◆ Exercise description
Exclude the pictures; give every entry again exactly as written.

◆ Information provided

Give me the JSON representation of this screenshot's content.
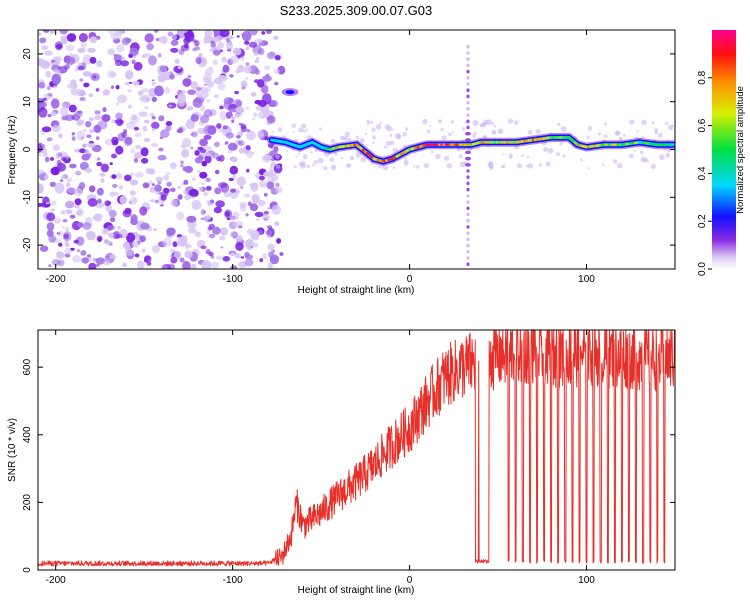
{
  "title": "S233.2025.309.00.07.G03",
  "colors": {
    "trace": "#e8302a",
    "scatter": "#8a2be2",
    "axis": "#000000"
  },
  "chart_data": [
    {
      "type": "heatmap",
      "name": "spectrogram",
      "xlabel": "Height of straight line (km)",
      "ylabel": "Frequency (Hz)",
      "xlim": [
        -210,
        150
      ],
      "ylim": [
        -25,
        25
      ],
      "xticks": [
        -200,
        -100,
        0,
        100
      ],
      "yticks": [
        -20,
        -10,
        0,
        10,
        20
      ],
      "colorbar": {
        "label": "Normalized spectral amplitude",
        "range": [
          0,
          1
        ],
        "ticks": [
          "0.0",
          "0.2",
          "0.4",
          "0.6",
          "0.8"
        ]
      },
      "noise_region_x": [
        -210,
        -78
      ],
      "ridge": {
        "x": [
          -78,
          -70,
          -62,
          -55,
          -50,
          -45,
          -40,
          -30,
          -20,
          -15,
          -10,
          -5,
          0,
          5,
          10,
          20,
          30,
          35,
          40,
          50,
          60,
          70,
          80,
          90,
          95,
          100,
          110,
          120,
          130,
          140,
          150
        ],
        "y": [
          2,
          1.5,
          0.5,
          1.5,
          0.5,
          0,
          0.5,
          1,
          -2,
          -2.5,
          -2,
          -1,
          0,
          0.5,
          1,
          1,
          1,
          1,
          1.5,
          1.5,
          1.5,
          2,
          2.5,
          2.5,
          1,
          0.5,
          1,
          1,
          1.5,
          1,
          1
        ],
        "amplitude": [
          0.35,
          0.3,
          0.3,
          0.35,
          0.35,
          0.6,
          0.75,
          0.8,
          0.85,
          0.9,
          0.85,
          0.75,
          0.7,
          0.8,
          0.95,
          0.95,
          0.8,
          0.7,
          0.75,
          0.7,
          0.75,
          0.8,
          0.6,
          0.55,
          0.7,
          0.8,
          0.65,
          0.6,
          0.55,
          0.5,
          0.45
        ]
      },
      "features": {
        "hump": {
          "x": [
            -70,
            -65
          ],
          "y": 12
        },
        "vertical_spike_x": 33
      }
    },
    {
      "type": "line",
      "name": "snr",
      "xlabel": "Height of straight line (km)",
      "ylabel": "SNR (10 * v/v)",
      "xlim": [
        -210,
        150
      ],
      "ylim": [
        0,
        710
      ],
      "xticks": [
        -200,
        -100,
        0,
        100
      ],
      "yticks": [
        0,
        200,
        400,
        600
      ],
      "envelope": {
        "x": [
          -210,
          -80,
          -72,
          -67,
          -64,
          -60,
          -50,
          -40,
          -30,
          -20,
          -10,
          0,
          10,
          20,
          30,
          40,
          50,
          60,
          70,
          80,
          90,
          100,
          110,
          120,
          130,
          140,
          150
        ],
        "y": [
          18,
          18,
          40,
          100,
          200,
          130,
          170,
          220,
          260,
          310,
          370,
          420,
          500,
          570,
          600,
          620,
          635,
          650,
          650,
          640,
          640,
          645,
          640,
          635,
          630,
          625,
          630
        ]
      },
      "noise_amplitude": 25,
      "dropouts_x": [
        38,
        40,
        42,
        43,
        44,
        56,
        60,
        64,
        68,
        72,
        76,
        80,
        84,
        88,
        92,
        96,
        100,
        104,
        108,
        112,
        116,
        120,
        124,
        128,
        132,
        136,
        140,
        144
      ],
      "dropout_value": 25
    }
  ]
}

◆ Solution to the exercise
Give me the JSON representation of this screenshot's content.
{
  "title": "S233.2025.309.00.07.G03",
  "colors": {
    "trace": "#e8302a",
    "scatter": "#8a2be2",
    "axis": "#000000"
  },
  "chart_data": [
    {
      "type": "heatmap",
      "name": "spectrogram",
      "xlabel": "Height of straight line (km)",
      "ylabel": "Frequency (Hz)",
      "xlim": [
        -210,
        150
      ],
      "ylim": [
        -25,
        25
      ],
      "xticks": [
        -200,
        -100,
        0,
        100
      ],
      "yticks": [
        -20,
        -10,
        0,
        10,
        20
      ],
      "colorbar": {
        "label": "Normalized spectral amplitude",
        "range": [
          0,
          1
        ],
        "ticks": [
          "0.0",
          "0.2",
          "0.4",
          "0.6",
          "0.8"
        ]
      },
      "noise_region_x": [
        -210,
        -78
      ],
      "ridge": {
        "x": [
          -78,
          -70,
          -62,
          -55,
          -50,
          -45,
          -40,
          -30,
          -20,
          -15,
          -10,
          -5,
          0,
          5,
          10,
          20,
          30,
          35,
          40,
          50,
          60,
          70,
          80,
          90,
          95,
          100,
          110,
          120,
          130,
          140,
          150
        ],
        "y": [
          2,
          1.5,
          0.5,
          1.5,
          0.5,
          0,
          0.5,
          1,
          -2,
          -2.5,
          -2,
          -1,
          0,
          0.5,
          1,
          1,
          1,
          1,
          1.5,
          1.5,
          1.5,
          2,
          2.5,
          2.5,
          1,
          0.5,
          1,
          1,
          1.5,
          1,
          1
        ],
        "amplitude": [
          0.35,
          0.3,
          0.3,
          0.35,
          0.35,
          0.6,
          0.75,
          0.8,
          0.85,
          0.9,
          0.85,
          0.75,
          0.7,
          0.8,
          0.95,
          0.95,
          0.8,
          0.7,
          0.75,
          0.7,
          0.75,
          0.8,
          0.6,
          0.55,
          0.7,
          0.8,
          0.65,
          0.6,
          0.55,
          0.5,
          0.45
        ]
      },
      "features": {
        "hump": {
          "x": [
            -70,
            -65
          ],
          "y": 12
        },
        "vertical_spike_x": 33
      }
    },
    {
      "type": "line",
      "name": "snr",
      "xlabel": "Height of straight line (km)",
      "ylabel": "SNR (10 * v/v)",
      "xlim": [
        -210,
        150
      ],
      "ylim": [
        0,
        710
      ],
      "xticks": [
        -200,
        -100,
        0,
        100
      ],
      "yticks": [
        0,
        200,
        400,
        600
      ],
      "envelope": {
        "x": [
          -210,
          -80,
          -72,
          -67,
          -64,
          -60,
          -50,
          -40,
          -30,
          -20,
          -10,
          0,
          10,
          20,
          30,
          40,
          50,
          60,
          70,
          80,
          90,
          100,
          110,
          120,
          130,
          140,
          150
        ],
        "y": [
          18,
          18,
          40,
          100,
          200,
          130,
          170,
          220,
          260,
          310,
          370,
          420,
          500,
          570,
          600,
          620,
          635,
          650,
          650,
          640,
          640,
          645,
          640,
          635,
          630,
          625,
          630
        ]
      },
      "noise_amplitude": 25,
      "dropouts_x": [
        38,
        40,
        42,
        43,
        44,
        56,
        60,
        64,
        68,
        72,
        76,
        80,
        84,
        88,
        92,
        96,
        100,
        104,
        108,
        112,
        116,
        120,
        124,
        128,
        132,
        136,
        140,
        144
      ],
      "dropout_value": 25
    }
  ]
}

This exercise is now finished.